(Requirement):
How many lines hold the string "costs"? Reply with the number alone.

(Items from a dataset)
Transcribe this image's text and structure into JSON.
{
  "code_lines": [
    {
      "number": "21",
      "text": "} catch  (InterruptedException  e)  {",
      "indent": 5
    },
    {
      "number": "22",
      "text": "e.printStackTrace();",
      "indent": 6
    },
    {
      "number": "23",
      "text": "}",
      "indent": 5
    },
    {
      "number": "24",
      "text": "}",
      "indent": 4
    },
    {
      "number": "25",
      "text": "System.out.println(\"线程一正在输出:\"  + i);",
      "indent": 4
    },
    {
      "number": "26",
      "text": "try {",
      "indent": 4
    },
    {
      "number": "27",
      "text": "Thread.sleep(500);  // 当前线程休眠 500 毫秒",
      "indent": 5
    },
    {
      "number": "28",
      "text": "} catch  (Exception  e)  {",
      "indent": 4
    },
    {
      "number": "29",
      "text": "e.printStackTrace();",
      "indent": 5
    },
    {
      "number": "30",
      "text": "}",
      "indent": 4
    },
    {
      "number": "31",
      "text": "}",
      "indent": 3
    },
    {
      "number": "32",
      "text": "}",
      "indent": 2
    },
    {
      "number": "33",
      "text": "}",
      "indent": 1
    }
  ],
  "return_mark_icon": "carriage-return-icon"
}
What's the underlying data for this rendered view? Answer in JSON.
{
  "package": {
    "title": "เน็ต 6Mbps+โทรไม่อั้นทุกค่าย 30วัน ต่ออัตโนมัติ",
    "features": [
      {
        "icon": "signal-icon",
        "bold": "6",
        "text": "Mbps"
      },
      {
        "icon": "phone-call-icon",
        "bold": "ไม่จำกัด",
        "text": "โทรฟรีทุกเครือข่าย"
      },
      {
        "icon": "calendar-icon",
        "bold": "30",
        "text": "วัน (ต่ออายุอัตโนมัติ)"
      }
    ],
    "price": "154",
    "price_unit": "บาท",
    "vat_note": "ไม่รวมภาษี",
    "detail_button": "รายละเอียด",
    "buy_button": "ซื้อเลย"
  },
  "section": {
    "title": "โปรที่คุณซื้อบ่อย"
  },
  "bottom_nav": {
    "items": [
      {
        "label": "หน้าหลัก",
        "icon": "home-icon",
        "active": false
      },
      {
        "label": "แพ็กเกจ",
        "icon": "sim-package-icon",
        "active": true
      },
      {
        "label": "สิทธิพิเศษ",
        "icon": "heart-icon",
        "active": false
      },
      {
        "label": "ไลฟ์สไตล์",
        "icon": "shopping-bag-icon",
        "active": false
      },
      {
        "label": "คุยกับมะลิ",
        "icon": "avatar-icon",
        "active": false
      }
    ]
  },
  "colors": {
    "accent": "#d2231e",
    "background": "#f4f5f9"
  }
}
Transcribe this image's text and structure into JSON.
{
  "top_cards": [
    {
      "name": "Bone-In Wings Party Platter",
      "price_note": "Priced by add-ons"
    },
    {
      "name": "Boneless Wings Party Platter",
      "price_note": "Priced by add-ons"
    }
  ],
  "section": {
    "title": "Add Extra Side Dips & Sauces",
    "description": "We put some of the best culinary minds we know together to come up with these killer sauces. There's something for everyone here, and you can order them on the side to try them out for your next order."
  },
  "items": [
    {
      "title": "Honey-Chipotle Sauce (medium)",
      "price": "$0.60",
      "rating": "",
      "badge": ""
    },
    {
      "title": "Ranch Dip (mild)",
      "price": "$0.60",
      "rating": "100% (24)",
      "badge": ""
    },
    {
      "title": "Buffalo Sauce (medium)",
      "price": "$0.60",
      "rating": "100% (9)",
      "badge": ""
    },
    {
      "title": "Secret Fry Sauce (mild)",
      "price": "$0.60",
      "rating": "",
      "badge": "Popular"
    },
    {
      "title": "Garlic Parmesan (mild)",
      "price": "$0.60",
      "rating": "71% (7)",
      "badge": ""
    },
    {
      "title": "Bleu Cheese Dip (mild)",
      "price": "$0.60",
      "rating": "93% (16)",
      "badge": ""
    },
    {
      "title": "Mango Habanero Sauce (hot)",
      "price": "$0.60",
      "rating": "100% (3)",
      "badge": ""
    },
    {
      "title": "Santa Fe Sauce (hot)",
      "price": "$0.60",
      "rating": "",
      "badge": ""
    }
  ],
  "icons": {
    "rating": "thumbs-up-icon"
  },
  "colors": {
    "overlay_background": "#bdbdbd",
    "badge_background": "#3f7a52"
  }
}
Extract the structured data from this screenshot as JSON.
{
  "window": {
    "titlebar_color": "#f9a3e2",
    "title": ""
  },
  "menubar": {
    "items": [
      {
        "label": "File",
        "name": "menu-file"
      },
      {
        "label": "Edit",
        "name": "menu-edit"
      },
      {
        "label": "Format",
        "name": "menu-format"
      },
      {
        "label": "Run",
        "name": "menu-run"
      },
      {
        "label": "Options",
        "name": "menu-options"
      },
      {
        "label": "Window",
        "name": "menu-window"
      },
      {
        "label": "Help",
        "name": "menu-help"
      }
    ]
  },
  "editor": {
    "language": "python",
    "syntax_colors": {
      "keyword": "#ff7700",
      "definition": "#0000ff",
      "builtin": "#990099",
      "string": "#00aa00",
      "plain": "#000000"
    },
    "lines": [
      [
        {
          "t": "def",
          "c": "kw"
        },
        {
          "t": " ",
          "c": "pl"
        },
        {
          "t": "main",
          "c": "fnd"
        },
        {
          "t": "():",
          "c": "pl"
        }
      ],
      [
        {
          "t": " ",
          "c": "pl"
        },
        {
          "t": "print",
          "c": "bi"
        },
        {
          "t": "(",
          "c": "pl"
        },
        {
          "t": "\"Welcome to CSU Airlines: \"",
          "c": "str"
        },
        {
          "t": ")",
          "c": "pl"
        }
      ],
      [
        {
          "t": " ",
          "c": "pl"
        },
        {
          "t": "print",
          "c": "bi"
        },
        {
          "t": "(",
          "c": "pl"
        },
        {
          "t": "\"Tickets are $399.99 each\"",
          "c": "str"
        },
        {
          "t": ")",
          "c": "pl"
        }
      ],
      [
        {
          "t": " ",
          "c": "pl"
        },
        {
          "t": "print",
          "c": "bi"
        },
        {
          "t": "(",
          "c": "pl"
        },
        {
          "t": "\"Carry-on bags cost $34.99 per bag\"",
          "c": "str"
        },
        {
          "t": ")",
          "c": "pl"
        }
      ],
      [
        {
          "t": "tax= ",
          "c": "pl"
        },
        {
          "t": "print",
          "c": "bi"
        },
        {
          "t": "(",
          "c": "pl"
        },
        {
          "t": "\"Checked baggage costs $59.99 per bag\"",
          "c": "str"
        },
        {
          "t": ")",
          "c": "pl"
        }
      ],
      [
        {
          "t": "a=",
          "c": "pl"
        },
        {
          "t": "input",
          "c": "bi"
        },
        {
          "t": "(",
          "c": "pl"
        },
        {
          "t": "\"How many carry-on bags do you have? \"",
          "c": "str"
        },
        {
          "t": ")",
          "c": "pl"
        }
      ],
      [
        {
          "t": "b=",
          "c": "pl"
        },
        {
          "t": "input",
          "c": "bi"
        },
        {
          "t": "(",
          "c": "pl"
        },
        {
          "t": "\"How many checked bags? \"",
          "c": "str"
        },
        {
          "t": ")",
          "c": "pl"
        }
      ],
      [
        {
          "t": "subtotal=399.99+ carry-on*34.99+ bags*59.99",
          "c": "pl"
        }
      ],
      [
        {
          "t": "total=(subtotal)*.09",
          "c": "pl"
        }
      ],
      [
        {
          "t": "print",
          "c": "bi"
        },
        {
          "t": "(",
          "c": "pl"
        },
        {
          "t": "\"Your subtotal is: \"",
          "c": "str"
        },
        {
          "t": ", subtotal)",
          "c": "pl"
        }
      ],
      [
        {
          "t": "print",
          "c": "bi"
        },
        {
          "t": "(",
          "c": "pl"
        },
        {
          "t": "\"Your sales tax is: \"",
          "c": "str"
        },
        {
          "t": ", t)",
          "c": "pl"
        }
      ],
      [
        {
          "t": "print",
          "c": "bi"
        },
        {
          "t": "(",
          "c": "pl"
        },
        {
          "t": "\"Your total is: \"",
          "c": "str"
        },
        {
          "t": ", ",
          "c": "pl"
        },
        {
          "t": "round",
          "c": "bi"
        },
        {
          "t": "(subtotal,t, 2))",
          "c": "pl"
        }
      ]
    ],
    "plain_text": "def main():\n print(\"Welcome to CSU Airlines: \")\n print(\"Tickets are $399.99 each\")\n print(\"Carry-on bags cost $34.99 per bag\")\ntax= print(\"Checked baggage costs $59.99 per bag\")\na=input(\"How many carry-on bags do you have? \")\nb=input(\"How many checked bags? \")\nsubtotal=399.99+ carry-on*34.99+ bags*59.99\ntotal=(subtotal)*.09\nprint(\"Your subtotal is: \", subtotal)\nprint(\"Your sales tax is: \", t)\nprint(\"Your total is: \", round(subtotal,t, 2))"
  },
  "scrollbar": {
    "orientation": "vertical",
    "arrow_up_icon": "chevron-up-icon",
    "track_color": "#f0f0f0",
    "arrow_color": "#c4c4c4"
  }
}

(Task result):
2